▶ _MATERIAL TO PROCESS_
——————

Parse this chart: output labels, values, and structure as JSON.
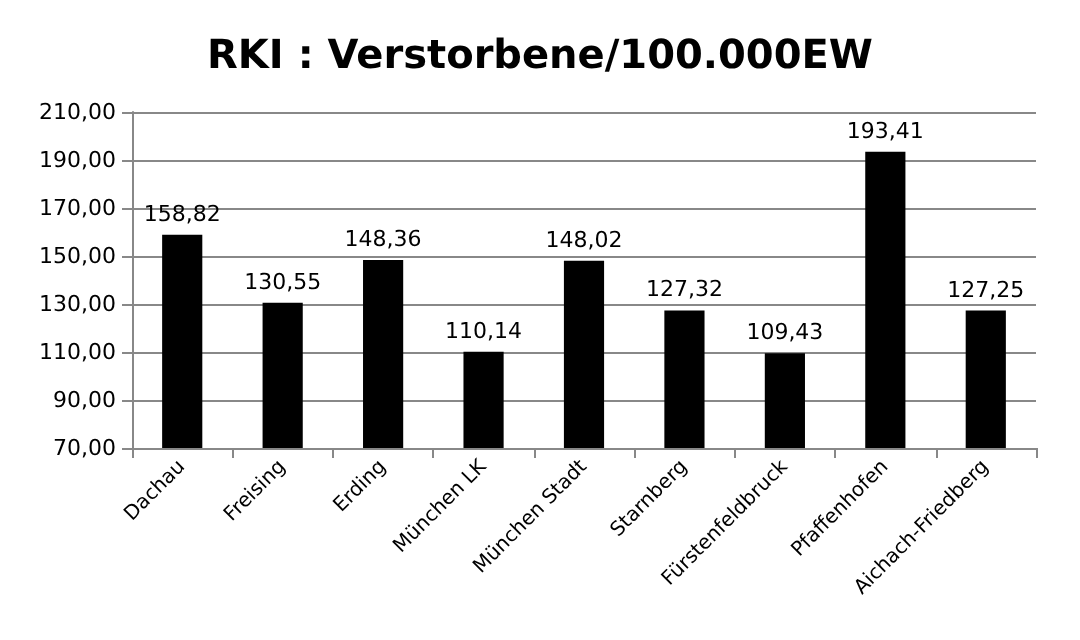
{
  "chart_data": {
    "type": "bar",
    "title": "RKI : Verstorbene/100.000EW",
    "categories": [
      "Dachau",
      "Freising",
      "Erding",
      "München LK",
      "München Stadt",
      "Starnberg",
      "Fürstenfeldbruck",
      "Pfaffenhofen",
      "Aichach-Friedberg"
    ],
    "values": [
      158.82,
      130.55,
      148.36,
      110.14,
      148.02,
      127.32,
      109.43,
      193.41,
      127.25
    ],
    "value_labels": [
      "158,82",
      "130,55",
      "148,36",
      "110,14",
      "148,02",
      "127,32",
      "109,43",
      "193,41",
      "127,25"
    ],
    "color": "#000000",
    "ylim": [
      70,
      210
    ],
    "yticks": [
      {
        "value": 70,
        "label": "70,00"
      },
      {
        "value": 90,
        "label": "90,00"
      },
      {
        "value": 110,
        "label": "110,00"
      },
      {
        "value": 130,
        "label": "130,00"
      },
      {
        "value": 150,
        "label": "150,00"
      },
      {
        "value": 170,
        "label": "170,00"
      },
      {
        "value": 190,
        "label": "190,00"
      },
      {
        "value": 210,
        "label": "210,00"
      }
    ],
    "grid": "y"
  }
}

——————

▶ _EXERCISE_
Leave out the pictures and transcribe everything else exactly.

▶ _RESPONSE BELOW_
Parse this chart: output labels, values, and structure as JSON.
{
  "chart_data": {
    "type": "bar",
    "title": "RKI : Verstorbene/100.000EW",
    "categories": [
      "Dachau",
      "Freising",
      "Erding",
      "München LK",
      "München Stadt",
      "Starnberg",
      "Fürstenfeldbruck",
      "Pfaffenhofen",
      "Aichach-Friedberg"
    ],
    "values": [
      158.82,
      130.55,
      148.36,
      110.14,
      148.02,
      127.32,
      109.43,
      193.41,
      127.25
    ],
    "value_labels": [
      "158,82",
      "130,55",
      "148,36",
      "110,14",
      "148,02",
      "127,32",
      "109,43",
      "193,41",
      "127,25"
    ],
    "color": "#000000",
    "ylim": [
      70,
      210
    ],
    "yticks": [
      {
        "value": 70,
        "label": "70,00"
      },
      {
        "value": 90,
        "label": "90,00"
      },
      {
        "value": 110,
        "label": "110,00"
      },
      {
        "value": 130,
        "label": "130,00"
      },
      {
        "value": 150,
        "label": "150,00"
      },
      {
        "value": 170,
        "label": "170,00"
      },
      {
        "value": 190,
        "label": "190,00"
      },
      {
        "value": 210,
        "label": "210,00"
      }
    ],
    "grid": "y"
  }
}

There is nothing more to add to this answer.